What to do: Lines that hold the word "Sell" should be located and copied.

The records:
::::
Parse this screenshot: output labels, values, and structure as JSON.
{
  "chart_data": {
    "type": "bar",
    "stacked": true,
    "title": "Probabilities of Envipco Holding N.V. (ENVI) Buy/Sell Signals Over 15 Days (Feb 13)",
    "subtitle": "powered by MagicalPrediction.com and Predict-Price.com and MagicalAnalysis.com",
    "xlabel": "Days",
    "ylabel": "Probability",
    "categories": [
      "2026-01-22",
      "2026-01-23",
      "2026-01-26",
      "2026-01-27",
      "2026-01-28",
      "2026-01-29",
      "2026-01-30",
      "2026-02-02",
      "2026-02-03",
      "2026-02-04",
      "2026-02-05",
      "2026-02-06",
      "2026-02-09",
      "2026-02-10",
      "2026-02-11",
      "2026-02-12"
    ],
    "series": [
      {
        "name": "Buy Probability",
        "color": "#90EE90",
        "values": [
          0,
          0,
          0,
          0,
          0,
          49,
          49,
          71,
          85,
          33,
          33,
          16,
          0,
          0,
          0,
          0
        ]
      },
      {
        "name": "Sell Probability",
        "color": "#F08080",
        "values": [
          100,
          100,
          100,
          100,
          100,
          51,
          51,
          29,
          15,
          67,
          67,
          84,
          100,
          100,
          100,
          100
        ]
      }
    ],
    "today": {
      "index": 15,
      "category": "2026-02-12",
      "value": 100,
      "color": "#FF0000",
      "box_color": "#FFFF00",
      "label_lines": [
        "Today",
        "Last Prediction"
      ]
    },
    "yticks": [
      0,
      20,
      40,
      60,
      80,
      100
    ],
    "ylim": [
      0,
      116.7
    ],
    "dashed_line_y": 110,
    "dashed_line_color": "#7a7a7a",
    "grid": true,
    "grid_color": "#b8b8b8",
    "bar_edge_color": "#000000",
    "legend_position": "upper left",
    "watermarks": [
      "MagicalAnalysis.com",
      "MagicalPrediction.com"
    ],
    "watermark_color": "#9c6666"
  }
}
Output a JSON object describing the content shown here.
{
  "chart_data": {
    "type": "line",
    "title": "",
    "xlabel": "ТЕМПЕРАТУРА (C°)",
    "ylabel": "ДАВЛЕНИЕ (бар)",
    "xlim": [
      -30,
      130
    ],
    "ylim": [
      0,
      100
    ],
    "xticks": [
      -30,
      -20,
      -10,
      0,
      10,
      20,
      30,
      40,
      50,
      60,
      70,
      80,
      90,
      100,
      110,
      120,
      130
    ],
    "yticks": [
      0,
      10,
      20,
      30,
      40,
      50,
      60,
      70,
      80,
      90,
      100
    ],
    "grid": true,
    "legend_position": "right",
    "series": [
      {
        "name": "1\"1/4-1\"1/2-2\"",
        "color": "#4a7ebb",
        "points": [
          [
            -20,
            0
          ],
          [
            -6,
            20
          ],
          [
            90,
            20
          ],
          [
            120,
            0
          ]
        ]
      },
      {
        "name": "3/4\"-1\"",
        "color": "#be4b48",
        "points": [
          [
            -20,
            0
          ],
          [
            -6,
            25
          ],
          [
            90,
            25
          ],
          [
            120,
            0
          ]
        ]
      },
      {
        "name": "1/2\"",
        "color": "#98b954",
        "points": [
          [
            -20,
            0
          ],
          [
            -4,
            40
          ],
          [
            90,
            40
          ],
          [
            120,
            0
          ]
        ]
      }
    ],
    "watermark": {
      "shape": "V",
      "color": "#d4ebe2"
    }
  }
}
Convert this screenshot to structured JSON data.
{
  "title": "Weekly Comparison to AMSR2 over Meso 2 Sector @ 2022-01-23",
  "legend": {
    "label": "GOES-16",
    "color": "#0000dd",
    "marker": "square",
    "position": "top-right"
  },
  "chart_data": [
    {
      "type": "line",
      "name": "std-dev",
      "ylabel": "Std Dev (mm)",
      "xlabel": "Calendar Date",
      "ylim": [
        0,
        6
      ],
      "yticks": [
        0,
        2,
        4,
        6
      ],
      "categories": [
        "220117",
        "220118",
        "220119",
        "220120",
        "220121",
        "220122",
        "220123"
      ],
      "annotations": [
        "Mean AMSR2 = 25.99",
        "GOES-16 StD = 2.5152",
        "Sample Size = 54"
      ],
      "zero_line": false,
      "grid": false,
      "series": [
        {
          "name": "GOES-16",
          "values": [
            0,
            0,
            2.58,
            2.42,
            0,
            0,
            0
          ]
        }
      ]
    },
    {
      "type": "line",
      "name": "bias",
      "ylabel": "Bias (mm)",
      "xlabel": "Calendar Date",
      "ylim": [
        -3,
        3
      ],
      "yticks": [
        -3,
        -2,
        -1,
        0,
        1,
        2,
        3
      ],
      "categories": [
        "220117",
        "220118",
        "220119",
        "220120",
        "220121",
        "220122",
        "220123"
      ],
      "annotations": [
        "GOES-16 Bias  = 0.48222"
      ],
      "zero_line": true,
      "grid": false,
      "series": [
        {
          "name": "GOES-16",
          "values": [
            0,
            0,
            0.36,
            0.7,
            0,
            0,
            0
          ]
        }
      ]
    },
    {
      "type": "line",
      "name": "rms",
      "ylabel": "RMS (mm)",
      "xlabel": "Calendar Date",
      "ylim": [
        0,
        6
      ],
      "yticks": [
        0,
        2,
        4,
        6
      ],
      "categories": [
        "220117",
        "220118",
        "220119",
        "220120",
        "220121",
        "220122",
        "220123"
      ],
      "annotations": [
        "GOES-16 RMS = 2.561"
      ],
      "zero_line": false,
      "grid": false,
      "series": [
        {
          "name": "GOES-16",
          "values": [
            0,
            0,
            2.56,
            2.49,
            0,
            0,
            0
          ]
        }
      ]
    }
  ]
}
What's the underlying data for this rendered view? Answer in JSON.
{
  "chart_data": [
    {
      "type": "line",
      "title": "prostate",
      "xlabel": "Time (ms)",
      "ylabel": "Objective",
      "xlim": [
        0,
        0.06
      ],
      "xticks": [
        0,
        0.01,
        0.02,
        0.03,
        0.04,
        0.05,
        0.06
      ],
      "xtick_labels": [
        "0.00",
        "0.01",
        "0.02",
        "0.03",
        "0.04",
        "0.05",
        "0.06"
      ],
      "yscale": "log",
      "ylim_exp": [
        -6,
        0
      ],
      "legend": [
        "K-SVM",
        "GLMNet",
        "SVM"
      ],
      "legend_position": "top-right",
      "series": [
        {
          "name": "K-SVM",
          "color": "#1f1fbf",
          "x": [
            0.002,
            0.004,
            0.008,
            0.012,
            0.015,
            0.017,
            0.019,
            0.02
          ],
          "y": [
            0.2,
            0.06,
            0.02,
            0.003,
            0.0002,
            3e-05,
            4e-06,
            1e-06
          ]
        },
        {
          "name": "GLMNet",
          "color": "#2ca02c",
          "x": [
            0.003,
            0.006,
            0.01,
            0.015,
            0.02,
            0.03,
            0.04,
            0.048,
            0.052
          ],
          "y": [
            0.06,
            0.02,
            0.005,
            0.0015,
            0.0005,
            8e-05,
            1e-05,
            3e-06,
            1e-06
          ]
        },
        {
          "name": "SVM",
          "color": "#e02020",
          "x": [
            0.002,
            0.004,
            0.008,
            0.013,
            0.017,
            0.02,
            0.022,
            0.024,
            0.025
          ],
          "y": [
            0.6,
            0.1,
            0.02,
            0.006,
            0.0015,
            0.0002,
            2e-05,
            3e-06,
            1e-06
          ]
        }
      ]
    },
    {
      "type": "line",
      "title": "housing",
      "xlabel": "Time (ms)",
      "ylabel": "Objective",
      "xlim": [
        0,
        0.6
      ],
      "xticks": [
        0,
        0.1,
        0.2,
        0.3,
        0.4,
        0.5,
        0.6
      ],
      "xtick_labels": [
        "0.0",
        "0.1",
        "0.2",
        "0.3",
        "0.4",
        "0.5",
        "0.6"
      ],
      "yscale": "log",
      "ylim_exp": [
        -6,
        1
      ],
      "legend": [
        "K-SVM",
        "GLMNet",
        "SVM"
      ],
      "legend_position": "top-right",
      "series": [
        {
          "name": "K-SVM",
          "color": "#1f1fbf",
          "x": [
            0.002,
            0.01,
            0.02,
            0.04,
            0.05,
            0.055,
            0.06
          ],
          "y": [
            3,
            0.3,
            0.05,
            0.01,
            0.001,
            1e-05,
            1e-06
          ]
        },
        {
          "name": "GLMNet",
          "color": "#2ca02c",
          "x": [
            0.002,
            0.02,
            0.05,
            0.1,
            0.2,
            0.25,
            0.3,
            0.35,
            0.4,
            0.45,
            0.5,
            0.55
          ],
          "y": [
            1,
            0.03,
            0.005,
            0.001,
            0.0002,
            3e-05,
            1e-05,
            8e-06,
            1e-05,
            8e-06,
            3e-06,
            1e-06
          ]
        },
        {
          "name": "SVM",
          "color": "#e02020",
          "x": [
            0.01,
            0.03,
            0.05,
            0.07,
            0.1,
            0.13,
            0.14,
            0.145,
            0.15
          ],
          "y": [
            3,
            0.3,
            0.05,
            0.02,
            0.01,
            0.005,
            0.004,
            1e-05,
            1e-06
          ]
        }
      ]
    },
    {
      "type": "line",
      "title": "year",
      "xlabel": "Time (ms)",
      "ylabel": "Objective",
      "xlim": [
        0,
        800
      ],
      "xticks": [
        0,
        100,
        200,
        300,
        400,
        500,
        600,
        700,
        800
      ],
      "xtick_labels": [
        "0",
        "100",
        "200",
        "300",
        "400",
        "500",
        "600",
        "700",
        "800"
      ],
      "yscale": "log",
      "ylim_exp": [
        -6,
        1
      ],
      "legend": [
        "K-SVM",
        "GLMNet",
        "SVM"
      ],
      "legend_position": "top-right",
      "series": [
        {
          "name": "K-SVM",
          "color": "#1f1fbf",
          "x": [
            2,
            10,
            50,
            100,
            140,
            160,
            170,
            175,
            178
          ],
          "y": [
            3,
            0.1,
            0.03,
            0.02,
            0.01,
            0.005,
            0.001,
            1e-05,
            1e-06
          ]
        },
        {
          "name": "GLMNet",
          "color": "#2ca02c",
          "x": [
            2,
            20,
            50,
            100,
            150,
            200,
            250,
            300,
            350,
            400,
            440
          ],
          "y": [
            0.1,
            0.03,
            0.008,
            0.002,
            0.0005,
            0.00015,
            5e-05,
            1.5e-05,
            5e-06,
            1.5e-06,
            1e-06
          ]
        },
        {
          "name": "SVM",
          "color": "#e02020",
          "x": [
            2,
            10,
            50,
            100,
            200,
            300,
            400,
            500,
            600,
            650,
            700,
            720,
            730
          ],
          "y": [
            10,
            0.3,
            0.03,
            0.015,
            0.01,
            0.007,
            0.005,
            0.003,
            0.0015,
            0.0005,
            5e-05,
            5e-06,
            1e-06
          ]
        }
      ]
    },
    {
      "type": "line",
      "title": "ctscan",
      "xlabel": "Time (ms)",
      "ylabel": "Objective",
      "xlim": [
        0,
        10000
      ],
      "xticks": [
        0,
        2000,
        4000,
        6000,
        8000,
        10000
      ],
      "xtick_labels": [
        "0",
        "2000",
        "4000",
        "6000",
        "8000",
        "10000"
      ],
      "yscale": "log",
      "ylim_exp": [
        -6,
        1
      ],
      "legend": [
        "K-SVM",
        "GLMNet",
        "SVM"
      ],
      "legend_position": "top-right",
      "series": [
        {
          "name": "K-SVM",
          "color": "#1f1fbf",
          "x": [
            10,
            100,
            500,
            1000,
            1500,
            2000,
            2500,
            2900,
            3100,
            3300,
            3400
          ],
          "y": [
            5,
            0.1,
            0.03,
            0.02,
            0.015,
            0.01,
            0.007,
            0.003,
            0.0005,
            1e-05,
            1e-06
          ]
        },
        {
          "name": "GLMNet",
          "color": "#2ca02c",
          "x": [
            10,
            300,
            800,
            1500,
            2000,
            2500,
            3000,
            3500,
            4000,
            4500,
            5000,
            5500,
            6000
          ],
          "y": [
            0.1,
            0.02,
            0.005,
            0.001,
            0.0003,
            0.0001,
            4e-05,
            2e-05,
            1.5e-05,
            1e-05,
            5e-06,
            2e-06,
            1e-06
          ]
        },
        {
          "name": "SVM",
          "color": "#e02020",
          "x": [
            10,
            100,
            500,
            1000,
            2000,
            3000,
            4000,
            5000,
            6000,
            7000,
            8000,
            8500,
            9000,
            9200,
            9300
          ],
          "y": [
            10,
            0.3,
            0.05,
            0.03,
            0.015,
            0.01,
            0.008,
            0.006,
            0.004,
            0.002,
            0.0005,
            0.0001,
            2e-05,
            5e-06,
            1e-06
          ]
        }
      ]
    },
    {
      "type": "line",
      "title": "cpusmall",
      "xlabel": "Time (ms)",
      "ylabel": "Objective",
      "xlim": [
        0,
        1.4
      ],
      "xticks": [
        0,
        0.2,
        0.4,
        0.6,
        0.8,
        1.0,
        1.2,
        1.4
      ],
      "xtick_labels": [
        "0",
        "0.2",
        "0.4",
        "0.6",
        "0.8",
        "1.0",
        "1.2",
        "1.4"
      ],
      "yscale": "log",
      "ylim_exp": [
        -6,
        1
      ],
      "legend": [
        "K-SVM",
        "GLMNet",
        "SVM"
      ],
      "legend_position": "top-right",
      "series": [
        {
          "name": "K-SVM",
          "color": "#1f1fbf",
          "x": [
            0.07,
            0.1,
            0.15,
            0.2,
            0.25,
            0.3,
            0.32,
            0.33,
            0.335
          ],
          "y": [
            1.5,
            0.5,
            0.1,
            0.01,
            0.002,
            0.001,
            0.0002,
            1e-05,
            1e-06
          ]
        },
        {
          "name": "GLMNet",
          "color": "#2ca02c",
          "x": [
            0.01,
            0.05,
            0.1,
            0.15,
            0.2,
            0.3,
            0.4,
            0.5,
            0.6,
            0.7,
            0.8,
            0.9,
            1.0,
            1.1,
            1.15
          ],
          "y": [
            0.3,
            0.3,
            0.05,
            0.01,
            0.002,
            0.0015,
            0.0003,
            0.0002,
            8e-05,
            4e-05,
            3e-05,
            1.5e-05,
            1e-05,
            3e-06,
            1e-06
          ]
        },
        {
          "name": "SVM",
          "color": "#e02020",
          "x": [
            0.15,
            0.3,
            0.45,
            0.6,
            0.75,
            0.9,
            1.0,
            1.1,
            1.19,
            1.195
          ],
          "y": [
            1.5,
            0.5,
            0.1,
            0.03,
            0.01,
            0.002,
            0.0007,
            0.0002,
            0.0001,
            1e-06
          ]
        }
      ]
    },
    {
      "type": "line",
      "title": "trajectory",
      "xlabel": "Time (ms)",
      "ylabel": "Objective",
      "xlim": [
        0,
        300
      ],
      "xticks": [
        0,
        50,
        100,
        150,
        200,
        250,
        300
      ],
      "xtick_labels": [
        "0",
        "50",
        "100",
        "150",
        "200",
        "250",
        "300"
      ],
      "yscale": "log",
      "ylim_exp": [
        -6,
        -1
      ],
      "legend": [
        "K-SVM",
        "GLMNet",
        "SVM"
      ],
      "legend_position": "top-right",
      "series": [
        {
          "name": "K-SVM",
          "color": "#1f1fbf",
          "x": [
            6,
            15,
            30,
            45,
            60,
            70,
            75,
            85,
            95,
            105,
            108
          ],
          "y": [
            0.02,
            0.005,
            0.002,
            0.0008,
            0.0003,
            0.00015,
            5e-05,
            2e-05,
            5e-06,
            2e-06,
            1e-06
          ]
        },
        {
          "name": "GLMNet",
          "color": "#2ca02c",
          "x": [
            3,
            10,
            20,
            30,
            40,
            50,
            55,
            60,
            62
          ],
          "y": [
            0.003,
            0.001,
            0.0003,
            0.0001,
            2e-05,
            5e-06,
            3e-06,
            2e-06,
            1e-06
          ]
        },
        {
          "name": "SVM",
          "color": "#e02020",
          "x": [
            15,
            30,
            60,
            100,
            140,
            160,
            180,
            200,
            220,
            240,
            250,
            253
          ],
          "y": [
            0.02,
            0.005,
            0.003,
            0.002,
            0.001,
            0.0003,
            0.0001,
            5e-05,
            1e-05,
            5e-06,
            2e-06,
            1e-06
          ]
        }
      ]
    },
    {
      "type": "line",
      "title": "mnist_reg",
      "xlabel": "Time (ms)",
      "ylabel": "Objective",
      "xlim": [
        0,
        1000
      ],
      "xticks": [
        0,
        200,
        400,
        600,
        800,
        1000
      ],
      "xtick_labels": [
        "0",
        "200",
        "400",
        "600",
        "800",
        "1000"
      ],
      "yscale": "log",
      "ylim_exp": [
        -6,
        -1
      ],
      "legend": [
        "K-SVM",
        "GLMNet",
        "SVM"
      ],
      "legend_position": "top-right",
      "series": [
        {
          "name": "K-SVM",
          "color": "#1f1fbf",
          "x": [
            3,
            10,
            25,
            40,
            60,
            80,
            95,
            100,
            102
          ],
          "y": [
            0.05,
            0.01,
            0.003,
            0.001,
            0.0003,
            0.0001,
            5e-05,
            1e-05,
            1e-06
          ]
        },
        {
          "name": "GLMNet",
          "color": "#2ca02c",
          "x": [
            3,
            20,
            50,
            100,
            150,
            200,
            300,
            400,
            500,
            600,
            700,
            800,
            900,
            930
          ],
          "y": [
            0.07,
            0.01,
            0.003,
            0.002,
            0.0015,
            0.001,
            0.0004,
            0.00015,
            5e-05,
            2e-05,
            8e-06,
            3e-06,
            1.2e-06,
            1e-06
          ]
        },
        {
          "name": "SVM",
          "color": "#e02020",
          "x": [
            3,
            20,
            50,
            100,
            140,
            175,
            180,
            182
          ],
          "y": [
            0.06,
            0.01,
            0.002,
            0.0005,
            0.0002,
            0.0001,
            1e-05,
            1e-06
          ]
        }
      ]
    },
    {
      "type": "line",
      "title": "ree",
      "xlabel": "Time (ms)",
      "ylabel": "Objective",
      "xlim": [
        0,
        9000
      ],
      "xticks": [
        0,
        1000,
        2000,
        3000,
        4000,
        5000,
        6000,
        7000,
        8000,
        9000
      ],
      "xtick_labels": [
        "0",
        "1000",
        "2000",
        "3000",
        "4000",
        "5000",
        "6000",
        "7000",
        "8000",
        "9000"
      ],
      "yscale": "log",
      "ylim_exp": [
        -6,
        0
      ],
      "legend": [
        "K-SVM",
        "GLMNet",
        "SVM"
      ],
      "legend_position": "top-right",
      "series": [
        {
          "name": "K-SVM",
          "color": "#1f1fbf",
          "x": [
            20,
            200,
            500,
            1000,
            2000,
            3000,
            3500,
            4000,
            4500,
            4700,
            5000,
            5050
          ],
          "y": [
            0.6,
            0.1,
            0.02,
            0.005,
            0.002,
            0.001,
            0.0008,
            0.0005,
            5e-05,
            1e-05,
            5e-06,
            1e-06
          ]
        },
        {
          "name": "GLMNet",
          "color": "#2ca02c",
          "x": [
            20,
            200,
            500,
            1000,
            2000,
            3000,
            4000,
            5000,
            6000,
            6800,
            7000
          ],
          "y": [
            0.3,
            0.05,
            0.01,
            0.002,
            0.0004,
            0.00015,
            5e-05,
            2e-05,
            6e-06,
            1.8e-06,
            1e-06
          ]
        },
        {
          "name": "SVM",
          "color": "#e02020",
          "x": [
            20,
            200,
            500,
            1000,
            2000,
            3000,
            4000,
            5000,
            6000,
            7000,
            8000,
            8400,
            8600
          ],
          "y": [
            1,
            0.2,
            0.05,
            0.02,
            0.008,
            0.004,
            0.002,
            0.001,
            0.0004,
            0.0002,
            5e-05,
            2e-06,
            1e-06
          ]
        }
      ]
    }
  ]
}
::::
Solution:
    "title": "Probabilities of Envipco Holding N.V. (ENVI) Buy/Sell Signals Over 15 Days (Feb 13)",
        "name": "Sell Probability",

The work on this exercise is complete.